THE REQUEST
Set each record down exactly, excluding all images.

RECORDED DATA
________

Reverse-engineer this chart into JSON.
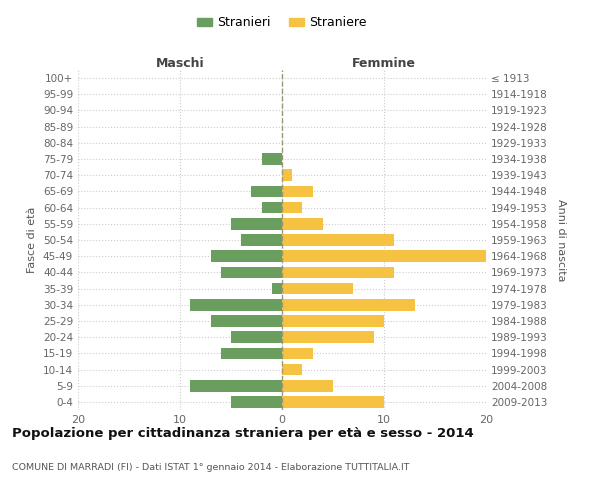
{
  "age_groups": [
    "0-4",
    "5-9",
    "10-14",
    "15-19",
    "20-24",
    "25-29",
    "30-34",
    "35-39",
    "40-44",
    "45-49",
    "50-54",
    "55-59",
    "60-64",
    "65-69",
    "70-74",
    "75-79",
    "80-84",
    "85-89",
    "90-94",
    "95-99",
    "100+"
  ],
  "birth_years": [
    "2009-2013",
    "2004-2008",
    "1999-2003",
    "1994-1998",
    "1989-1993",
    "1984-1988",
    "1979-1983",
    "1974-1978",
    "1969-1973",
    "1964-1968",
    "1959-1963",
    "1954-1958",
    "1949-1953",
    "1944-1948",
    "1939-1943",
    "1934-1938",
    "1929-1933",
    "1924-1928",
    "1919-1923",
    "1914-1918",
    "≤ 1913"
  ],
  "males": [
    5,
    9,
    0,
    6,
    5,
    7,
    9,
    1,
    6,
    7,
    4,
    5,
    2,
    3,
    0,
    2,
    0,
    0,
    0,
    0,
    0
  ],
  "females": [
    10,
    5,
    2,
    3,
    9,
    10,
    13,
    7,
    11,
    20,
    11,
    4,
    2,
    3,
    1,
    0,
    0,
    0,
    0,
    0,
    0
  ],
  "male_color": "#6a9e5e",
  "female_color": "#f5c242",
  "title": "Popolazione per cittadinanza straniera per età e sesso - 2014",
  "subtitle": "COMUNE DI MARRADI (FI) - Dati ISTAT 1° gennaio 2014 - Elaborazione TUTTITALIA.IT",
  "legend_male": "Stranieri",
  "legend_female": "Straniere",
  "xlabel_left": "Maschi",
  "xlabel_right": "Femmine",
  "ylabel_left": "Fasce di età",
  "ylabel_right": "Anni di nascita",
  "xlim": 20,
  "background_color": "#ffffff",
  "grid_color": "#cccccc"
}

________

FINAL RESULT
Reverse-engineer this chart into JSON.
{
  "age_groups": [
    "0-4",
    "5-9",
    "10-14",
    "15-19",
    "20-24",
    "25-29",
    "30-34",
    "35-39",
    "40-44",
    "45-49",
    "50-54",
    "55-59",
    "60-64",
    "65-69",
    "70-74",
    "75-79",
    "80-84",
    "85-89",
    "90-94",
    "95-99",
    "100+"
  ],
  "birth_years": [
    "2009-2013",
    "2004-2008",
    "1999-2003",
    "1994-1998",
    "1989-1993",
    "1984-1988",
    "1979-1983",
    "1974-1978",
    "1969-1973",
    "1964-1968",
    "1959-1963",
    "1954-1958",
    "1949-1953",
    "1944-1948",
    "1939-1943",
    "1934-1938",
    "1929-1933",
    "1924-1928",
    "1919-1923",
    "1914-1918",
    "≤ 1913"
  ],
  "males": [
    5,
    9,
    0,
    6,
    5,
    7,
    9,
    1,
    6,
    7,
    4,
    5,
    2,
    3,
    0,
    2,
    0,
    0,
    0,
    0,
    0
  ],
  "females": [
    10,
    5,
    2,
    3,
    9,
    10,
    13,
    7,
    11,
    20,
    11,
    4,
    2,
    3,
    1,
    0,
    0,
    0,
    0,
    0,
    0
  ],
  "male_color": "#6a9e5e",
  "female_color": "#f5c242",
  "title": "Popolazione per cittadinanza straniera per età e sesso - 2014",
  "subtitle": "COMUNE DI MARRADI (FI) - Dati ISTAT 1° gennaio 2014 - Elaborazione TUTTITALIA.IT",
  "legend_male": "Stranieri",
  "legend_female": "Straniere",
  "xlabel_left": "Maschi",
  "xlabel_right": "Femmine",
  "ylabel_left": "Fasce di età",
  "ylabel_right": "Anni di nascita",
  "xlim": 20,
  "background_color": "#ffffff",
  "grid_color": "#cccccc"
}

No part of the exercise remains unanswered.